YOUR OBJECTIVE
Retype all the records with nothing changed.

++++++++

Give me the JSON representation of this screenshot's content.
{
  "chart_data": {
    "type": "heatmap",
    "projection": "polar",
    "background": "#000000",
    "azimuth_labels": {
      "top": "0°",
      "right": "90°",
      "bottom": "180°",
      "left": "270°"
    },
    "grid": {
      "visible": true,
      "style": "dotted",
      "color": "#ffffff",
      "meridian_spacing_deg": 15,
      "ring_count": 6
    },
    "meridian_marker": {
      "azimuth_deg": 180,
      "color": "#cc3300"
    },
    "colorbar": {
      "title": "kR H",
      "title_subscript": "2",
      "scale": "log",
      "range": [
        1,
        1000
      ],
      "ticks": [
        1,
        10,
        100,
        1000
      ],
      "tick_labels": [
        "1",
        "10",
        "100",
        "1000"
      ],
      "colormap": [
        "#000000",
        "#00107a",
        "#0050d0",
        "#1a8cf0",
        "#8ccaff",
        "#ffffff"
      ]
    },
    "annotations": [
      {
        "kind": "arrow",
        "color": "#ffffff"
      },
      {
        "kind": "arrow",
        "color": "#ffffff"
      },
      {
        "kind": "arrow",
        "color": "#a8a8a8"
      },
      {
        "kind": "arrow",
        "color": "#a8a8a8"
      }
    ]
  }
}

++++++++

THE RESPONSE
Give me the JSON representation of this screenshot's content.
{
  "chart_data": {
    "type": "heatmap",
    "projection": "polar",
    "background": "#000000",
    "azimuth_labels": {
      "top": "0°",
      "right": "90°",
      "bottom": "180°",
      "left": "270°"
    },
    "grid": {
      "visible": true,
      "style": "dotted",
      "color": "#ffffff",
      "meridian_spacing_deg": 15,
      "ring_count": 6
    },
    "meridian_marker": {
      "azimuth_deg": 180,
      "color": "#cc3300"
    },
    "colorbar": {
      "title": "kR H",
      "title_subscript": "2",
      "scale": "log",
      "range": [
        1,
        1000
      ],
      "ticks": [
        1,
        10,
        100,
        1000
      ],
      "tick_labels": [
        "1",
        "10",
        "100",
        "1000"
      ],
      "colormap": [
        "#000000",
        "#00107a",
        "#0050d0",
        "#1a8cf0",
        "#8ccaff",
        "#ffffff"
      ]
    },
    "annotations": [
      {
        "kind": "arrow",
        "color": "#ffffff"
      },
      {
        "kind": "arrow",
        "color": "#ffffff"
      },
      {
        "kind": "arrow",
        "color": "#a8a8a8"
      },
      {
        "kind": "arrow",
        "color": "#a8a8a8"
      }
    ]
  }
}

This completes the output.